DATA PROVIDED |
****************
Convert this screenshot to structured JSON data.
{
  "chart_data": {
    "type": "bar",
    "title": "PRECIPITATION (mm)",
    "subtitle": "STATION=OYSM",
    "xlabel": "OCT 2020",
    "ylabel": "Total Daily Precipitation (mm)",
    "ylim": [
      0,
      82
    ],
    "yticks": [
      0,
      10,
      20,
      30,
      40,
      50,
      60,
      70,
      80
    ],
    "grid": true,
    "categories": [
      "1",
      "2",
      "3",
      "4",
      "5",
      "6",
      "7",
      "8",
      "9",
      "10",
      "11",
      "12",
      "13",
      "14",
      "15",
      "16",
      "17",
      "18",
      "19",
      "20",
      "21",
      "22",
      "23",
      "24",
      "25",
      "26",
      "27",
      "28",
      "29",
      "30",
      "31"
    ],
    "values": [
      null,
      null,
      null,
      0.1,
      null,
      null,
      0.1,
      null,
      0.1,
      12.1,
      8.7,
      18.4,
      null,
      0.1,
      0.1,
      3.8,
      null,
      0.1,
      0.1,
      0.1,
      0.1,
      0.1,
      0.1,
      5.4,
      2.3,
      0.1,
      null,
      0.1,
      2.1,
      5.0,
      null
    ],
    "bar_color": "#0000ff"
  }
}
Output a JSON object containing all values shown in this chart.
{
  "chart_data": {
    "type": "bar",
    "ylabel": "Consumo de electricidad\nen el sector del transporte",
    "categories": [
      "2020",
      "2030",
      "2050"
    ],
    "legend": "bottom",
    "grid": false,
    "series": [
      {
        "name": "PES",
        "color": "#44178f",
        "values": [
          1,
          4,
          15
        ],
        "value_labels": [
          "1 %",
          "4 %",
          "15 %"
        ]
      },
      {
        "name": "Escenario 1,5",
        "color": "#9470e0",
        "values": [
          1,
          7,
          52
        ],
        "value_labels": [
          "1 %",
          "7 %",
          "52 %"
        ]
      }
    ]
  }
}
****************
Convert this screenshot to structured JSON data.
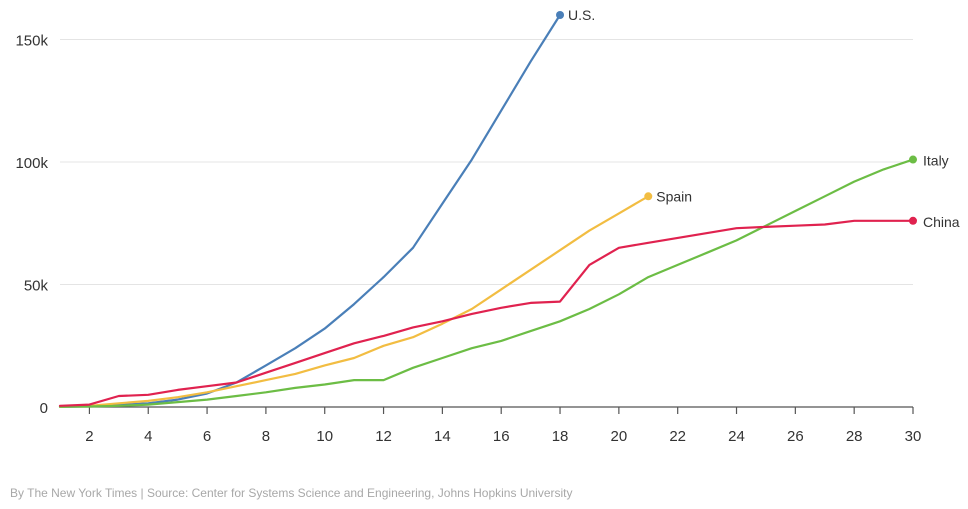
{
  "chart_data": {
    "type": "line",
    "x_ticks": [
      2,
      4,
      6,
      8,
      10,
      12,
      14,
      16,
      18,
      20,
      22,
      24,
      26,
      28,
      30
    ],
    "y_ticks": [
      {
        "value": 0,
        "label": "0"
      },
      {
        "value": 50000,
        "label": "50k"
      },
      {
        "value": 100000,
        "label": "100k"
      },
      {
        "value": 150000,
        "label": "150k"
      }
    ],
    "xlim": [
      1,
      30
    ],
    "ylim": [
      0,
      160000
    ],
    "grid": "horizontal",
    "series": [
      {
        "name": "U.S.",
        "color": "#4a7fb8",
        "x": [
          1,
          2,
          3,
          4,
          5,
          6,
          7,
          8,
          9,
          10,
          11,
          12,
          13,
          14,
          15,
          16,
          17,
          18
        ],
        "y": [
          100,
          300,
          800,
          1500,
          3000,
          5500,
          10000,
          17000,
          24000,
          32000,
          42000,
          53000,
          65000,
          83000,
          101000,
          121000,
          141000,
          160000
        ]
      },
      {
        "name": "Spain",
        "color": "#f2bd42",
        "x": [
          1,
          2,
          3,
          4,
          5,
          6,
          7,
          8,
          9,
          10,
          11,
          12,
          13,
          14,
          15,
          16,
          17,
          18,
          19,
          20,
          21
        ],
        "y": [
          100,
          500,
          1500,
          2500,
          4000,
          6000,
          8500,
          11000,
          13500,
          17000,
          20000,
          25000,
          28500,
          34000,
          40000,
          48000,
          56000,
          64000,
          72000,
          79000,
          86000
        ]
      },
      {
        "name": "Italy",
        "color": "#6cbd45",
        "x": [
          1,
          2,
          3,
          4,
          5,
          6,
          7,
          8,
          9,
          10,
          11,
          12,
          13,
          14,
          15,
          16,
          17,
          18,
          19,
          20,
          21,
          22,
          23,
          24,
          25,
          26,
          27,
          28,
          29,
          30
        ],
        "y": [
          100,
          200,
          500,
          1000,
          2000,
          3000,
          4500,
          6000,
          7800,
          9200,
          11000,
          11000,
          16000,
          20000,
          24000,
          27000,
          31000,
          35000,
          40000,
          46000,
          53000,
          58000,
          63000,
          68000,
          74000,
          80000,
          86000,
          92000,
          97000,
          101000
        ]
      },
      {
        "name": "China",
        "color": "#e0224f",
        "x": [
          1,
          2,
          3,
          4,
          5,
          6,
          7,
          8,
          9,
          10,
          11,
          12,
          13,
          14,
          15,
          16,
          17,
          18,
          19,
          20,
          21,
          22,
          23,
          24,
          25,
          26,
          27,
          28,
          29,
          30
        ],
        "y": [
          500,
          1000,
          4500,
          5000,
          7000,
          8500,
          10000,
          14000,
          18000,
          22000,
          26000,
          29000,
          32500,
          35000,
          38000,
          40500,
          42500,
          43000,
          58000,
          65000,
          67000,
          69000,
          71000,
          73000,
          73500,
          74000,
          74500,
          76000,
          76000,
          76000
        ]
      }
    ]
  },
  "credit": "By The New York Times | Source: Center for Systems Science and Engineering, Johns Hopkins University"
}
****************
WHAT YOU ARE ASKED TO DO | Extract, from the material above, each line holding the word "ylabel".

CORRECT RESULT |
    "ylabel": "Total Daily Precipitation (mm)",
    "ylabel": "Consumo de electricidad\nen el sector del transporte",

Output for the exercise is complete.